**ASSIGNMENT 1:** In the flexible circuits text, what type of film do most flexible circuits today use as their base film?
**ASSIGNMENT 2:** Please rewrite the flexible circuits text, starting at "The industry standard" and ending at "the circuit design.", with "adhesive layer" replaced by "bonding layer".

**PAGE EXTRACT:**

:::::

Aflexible printed circuit is as much a mechanical device as it is an electrical device. Conductors must be laid out such that the circuit functions properly and reliably. Unlike a rigid printed-circuit board (PCB), flexible circuits bend, flex, and otherwise contort to fit the final assembly. These bending and flexing operations can severely strain improperly routed internal conductors.
The industry standard IPC-T-50 of the IPC Association Connecting Electronics Industries defines a flexible circuit as, “A patterned arrangement of printed wiring utilizing flexible base material with or without flexible cover layers.” A typical flexible circuit is formed by stacking four different types of primary layers: the base layer, a metal foil or conductor layer, an adhesive layer that bonds the other layers together, and outer insulating (cover) layers. Multilayer boards stack these four basic layers as needed to complete the circuit design.
The base and cover layers are typically a flexible polymer
film that creates the foundation of the flexible circuit and provides most of the physical and electrical properties of the circuit. A number of materials may be used as base films, but most flexible circuits today use polyimide films because of their excellent electrical, mechanical, chemical, and thermal properties.

:::::

**ENTRIES SHOWN:**
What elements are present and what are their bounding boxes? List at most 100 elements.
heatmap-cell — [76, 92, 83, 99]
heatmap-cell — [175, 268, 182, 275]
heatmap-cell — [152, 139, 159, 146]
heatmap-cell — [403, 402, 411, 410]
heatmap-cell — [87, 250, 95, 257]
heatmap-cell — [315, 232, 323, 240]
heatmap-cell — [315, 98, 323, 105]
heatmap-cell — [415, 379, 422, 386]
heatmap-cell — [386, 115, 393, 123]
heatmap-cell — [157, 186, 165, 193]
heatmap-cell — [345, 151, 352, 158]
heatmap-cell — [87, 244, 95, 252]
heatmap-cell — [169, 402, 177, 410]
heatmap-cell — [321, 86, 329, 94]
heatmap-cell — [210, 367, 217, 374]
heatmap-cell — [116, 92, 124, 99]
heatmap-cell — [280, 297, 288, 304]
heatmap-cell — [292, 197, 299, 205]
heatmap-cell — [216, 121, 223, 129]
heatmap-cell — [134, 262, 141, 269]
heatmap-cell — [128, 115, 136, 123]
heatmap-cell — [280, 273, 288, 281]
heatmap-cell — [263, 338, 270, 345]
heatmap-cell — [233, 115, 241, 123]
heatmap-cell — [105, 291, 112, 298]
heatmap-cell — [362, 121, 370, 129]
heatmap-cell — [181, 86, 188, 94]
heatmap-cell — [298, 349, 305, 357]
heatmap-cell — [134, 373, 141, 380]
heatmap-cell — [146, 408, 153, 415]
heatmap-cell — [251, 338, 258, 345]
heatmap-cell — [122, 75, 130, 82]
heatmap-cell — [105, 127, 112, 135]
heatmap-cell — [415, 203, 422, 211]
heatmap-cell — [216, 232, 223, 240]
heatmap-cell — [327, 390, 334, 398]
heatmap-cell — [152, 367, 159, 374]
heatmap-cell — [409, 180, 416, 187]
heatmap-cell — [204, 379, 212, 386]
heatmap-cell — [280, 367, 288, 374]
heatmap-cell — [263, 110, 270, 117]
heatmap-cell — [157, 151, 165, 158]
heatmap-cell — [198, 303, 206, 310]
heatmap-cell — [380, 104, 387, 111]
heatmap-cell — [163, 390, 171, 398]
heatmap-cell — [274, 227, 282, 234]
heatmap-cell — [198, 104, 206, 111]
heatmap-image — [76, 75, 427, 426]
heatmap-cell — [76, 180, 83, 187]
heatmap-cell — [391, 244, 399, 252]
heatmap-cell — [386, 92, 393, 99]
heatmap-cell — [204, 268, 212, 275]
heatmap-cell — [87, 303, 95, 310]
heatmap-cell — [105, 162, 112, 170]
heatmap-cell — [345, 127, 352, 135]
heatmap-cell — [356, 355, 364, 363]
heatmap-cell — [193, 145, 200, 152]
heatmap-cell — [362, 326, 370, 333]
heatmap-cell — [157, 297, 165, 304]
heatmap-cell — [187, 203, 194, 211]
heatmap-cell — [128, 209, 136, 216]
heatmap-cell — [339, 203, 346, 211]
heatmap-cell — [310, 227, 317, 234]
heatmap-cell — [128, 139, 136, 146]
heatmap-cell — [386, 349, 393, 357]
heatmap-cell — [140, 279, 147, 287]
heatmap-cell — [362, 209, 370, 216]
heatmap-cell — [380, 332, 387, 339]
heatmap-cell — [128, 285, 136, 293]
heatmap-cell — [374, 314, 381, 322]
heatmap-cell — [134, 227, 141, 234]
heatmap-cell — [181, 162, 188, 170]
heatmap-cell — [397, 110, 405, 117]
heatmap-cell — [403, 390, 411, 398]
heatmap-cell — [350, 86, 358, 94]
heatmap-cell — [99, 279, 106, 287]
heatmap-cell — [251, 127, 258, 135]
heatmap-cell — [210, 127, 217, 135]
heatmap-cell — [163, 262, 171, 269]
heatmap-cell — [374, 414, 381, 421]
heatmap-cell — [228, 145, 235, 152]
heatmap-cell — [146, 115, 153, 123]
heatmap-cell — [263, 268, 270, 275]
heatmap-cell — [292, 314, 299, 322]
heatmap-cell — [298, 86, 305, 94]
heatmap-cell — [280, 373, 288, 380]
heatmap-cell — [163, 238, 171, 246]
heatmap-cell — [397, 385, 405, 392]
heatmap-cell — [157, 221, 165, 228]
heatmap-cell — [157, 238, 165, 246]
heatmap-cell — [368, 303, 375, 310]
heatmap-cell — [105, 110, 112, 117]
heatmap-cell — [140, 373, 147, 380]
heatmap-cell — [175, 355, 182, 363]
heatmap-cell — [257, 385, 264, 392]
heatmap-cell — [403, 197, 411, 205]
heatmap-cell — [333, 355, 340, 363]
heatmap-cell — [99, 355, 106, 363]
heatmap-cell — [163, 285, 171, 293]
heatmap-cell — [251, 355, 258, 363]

:::::

**TASK SOLUTION 1:** Polyimide films.

**TASK SOLUTION 2:**
The industry standard IPC-T-50 of the IPC Association Connecting Electronics Industries defines a flexible circuit as, “A patterned arrangement of printed wiring utilizing flexible base material with or without flexible cover layers.” A typical flexible circuit is formed by stacking four different types of primary layers: the base layer, a metal foil or conductor layer, an bonding layer that bonds the other layers together, and outer insulating (cover) layers. Multilayer boards stack these four basic layers as needed to complete the circuit design.